═══ Input records ═══

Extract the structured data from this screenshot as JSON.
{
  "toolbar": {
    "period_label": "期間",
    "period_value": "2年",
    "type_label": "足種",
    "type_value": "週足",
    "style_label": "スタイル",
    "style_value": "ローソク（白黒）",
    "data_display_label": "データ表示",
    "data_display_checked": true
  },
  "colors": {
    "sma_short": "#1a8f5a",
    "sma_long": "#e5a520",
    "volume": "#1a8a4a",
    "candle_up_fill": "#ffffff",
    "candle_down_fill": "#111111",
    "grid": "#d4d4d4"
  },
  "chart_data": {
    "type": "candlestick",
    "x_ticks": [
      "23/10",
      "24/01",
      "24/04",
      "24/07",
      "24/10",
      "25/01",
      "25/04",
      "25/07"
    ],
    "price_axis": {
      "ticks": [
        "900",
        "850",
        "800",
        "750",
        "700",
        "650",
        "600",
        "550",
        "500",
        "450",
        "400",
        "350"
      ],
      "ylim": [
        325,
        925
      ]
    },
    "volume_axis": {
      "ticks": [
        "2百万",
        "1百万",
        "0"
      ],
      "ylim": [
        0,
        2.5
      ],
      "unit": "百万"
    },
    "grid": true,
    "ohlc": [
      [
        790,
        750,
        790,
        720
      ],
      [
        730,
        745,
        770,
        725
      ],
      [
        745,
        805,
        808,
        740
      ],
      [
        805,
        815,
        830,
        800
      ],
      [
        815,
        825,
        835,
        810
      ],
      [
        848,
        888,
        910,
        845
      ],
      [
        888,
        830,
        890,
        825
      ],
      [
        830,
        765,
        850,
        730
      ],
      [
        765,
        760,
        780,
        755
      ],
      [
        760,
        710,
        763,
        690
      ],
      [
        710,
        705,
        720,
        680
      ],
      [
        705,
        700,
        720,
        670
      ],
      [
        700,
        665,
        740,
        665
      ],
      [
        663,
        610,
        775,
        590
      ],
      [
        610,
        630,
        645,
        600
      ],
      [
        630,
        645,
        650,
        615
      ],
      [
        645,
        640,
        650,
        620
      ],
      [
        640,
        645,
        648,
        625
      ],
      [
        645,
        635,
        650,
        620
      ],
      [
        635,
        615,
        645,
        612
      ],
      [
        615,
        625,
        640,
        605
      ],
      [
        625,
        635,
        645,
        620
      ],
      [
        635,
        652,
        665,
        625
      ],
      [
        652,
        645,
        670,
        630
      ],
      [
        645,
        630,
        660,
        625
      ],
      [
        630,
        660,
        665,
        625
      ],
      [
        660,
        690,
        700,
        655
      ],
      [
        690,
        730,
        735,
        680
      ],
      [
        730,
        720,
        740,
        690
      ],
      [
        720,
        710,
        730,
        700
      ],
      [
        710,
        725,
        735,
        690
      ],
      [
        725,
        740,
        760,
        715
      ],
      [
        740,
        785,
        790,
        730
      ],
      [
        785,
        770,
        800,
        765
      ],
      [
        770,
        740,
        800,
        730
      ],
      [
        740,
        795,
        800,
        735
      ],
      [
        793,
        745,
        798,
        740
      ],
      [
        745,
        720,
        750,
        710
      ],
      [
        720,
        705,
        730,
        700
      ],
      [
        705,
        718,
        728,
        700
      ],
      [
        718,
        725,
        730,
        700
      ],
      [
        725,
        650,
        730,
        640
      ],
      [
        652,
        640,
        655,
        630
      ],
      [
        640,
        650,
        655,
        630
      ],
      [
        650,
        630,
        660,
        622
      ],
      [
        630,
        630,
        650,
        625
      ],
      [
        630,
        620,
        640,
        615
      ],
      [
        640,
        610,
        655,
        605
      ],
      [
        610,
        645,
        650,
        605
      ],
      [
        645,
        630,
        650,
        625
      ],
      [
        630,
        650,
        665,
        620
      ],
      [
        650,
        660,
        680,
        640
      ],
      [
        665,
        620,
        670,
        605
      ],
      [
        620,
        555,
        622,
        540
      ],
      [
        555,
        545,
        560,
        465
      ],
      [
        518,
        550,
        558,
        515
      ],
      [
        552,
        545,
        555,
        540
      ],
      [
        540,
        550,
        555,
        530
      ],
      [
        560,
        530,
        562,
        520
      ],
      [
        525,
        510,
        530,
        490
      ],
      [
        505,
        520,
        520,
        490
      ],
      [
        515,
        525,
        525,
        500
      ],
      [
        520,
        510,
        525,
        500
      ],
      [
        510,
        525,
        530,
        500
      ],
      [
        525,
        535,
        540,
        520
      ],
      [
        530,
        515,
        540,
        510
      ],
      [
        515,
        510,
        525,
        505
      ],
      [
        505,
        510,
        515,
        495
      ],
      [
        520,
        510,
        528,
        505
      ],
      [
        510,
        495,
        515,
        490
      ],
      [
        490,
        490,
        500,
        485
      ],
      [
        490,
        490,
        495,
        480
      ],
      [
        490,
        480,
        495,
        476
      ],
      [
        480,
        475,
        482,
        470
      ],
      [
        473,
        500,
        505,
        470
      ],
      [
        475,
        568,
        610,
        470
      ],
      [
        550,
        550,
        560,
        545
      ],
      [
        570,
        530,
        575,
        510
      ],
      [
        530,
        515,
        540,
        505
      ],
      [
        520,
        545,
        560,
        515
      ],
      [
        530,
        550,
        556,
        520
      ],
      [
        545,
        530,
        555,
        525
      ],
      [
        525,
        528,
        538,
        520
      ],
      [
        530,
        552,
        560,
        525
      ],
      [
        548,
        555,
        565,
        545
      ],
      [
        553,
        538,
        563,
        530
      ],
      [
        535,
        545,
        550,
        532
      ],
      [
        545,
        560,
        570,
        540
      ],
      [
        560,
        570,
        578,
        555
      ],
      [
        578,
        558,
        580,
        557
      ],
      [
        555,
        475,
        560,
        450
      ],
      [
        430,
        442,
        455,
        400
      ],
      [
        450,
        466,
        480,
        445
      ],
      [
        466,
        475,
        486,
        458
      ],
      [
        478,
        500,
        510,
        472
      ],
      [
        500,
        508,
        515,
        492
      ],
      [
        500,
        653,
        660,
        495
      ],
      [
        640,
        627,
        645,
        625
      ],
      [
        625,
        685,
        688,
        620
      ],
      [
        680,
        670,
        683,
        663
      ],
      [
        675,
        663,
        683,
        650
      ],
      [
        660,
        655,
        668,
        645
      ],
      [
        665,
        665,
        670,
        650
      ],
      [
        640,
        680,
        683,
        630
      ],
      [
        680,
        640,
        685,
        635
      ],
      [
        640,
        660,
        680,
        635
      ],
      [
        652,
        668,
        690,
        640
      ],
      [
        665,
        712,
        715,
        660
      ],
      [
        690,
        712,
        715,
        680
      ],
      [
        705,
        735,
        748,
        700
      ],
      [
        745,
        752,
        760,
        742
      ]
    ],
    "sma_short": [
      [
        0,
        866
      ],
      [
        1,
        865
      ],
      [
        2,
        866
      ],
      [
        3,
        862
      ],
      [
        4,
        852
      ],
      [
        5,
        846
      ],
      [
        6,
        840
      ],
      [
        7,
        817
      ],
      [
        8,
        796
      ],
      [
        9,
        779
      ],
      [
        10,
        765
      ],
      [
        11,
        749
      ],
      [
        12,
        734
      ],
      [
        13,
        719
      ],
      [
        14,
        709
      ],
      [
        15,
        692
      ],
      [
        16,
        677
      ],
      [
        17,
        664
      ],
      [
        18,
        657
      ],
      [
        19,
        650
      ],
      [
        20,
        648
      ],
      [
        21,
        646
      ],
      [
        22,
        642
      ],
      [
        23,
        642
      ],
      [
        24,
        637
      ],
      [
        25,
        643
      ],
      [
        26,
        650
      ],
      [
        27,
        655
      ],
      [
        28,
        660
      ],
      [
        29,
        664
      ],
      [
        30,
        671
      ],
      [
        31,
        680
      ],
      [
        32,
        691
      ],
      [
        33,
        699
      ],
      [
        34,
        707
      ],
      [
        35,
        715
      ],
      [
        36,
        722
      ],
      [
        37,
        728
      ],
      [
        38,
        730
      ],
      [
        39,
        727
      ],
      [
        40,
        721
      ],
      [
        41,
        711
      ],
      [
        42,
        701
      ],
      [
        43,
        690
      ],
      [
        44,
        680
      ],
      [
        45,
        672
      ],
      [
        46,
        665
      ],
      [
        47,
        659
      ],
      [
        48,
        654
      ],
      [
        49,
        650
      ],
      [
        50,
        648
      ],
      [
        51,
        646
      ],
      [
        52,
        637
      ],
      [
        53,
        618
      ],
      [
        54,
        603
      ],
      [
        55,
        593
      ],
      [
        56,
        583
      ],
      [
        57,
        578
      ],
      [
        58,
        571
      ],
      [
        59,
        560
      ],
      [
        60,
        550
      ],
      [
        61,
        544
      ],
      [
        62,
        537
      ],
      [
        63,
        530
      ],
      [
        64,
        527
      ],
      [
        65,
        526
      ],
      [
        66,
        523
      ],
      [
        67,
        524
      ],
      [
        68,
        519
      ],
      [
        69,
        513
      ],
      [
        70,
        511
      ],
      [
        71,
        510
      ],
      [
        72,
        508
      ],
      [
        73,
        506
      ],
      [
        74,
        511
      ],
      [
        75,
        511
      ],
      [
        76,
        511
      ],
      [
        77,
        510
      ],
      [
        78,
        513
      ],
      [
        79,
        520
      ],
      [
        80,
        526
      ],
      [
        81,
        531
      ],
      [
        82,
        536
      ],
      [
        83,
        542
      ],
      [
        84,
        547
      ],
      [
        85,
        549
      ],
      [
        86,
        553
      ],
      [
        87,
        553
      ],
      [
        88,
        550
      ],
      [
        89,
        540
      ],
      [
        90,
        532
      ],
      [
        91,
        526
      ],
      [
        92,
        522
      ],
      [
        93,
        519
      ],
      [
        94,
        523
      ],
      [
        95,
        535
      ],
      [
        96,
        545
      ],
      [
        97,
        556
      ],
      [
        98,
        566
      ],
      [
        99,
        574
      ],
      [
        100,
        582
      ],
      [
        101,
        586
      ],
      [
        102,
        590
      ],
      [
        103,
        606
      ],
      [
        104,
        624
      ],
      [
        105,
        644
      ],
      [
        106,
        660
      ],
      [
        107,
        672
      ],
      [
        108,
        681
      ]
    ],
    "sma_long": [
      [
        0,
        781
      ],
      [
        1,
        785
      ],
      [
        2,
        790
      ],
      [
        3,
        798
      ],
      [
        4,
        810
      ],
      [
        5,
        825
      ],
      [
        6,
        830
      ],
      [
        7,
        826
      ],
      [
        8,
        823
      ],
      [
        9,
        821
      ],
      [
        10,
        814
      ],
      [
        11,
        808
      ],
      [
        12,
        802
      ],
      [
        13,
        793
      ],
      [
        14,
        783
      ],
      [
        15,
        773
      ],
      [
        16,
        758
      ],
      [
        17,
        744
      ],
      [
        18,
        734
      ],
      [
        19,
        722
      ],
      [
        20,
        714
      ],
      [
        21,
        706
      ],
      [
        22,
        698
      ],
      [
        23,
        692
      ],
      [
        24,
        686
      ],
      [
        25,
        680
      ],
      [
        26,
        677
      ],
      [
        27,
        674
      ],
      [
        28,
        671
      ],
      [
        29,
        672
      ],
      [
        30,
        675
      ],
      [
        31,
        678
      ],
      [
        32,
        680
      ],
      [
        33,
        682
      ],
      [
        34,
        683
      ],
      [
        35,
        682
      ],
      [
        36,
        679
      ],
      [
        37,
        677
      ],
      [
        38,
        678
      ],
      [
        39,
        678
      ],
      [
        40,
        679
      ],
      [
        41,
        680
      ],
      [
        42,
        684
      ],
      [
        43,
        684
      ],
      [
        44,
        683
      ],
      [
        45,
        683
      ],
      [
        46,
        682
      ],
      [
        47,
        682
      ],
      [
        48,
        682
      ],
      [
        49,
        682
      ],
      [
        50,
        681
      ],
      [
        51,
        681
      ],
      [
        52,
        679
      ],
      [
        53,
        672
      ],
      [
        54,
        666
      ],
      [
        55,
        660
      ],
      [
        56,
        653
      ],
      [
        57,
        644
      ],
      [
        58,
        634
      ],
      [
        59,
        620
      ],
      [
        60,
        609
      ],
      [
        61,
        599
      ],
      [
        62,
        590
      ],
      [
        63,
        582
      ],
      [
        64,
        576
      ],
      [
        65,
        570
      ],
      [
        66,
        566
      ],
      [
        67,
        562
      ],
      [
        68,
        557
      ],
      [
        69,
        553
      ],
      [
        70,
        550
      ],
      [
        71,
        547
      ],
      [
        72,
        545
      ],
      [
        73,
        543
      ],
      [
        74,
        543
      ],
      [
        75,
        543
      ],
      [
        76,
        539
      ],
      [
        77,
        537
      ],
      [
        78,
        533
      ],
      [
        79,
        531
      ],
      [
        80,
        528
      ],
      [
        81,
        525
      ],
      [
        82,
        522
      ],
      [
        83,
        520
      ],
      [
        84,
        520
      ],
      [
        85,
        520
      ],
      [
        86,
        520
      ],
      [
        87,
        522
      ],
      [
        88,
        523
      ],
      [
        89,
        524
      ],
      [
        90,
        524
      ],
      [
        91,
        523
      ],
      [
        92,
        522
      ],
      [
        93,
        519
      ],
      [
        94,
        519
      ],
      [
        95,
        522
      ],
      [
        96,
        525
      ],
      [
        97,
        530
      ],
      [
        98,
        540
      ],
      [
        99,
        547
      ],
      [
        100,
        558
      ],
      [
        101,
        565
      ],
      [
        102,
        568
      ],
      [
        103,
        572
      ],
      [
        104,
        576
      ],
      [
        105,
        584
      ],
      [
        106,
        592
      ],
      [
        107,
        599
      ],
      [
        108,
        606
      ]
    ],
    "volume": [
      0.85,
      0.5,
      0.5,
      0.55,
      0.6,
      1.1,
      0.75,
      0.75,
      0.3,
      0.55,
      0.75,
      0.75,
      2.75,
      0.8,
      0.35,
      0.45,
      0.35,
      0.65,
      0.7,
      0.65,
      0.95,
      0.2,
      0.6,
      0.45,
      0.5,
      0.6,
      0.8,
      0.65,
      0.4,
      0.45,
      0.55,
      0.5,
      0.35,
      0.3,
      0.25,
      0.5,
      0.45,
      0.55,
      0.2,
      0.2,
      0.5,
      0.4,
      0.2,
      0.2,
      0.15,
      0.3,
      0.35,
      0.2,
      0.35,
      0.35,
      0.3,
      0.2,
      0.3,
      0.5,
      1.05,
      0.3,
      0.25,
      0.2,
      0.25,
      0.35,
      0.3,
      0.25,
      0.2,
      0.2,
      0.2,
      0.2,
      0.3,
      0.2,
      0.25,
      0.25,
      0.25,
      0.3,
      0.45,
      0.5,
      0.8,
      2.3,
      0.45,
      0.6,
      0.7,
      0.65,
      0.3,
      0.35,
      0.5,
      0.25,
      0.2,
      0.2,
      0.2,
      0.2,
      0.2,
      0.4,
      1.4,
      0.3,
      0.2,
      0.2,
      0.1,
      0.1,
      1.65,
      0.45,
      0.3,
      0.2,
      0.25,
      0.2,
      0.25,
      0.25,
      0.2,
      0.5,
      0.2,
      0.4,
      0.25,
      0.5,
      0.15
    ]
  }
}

═══

Consider the entries above and return each line with the string "true".

◆ **Solution below**
    "data_display_checked": true
    "grid": true,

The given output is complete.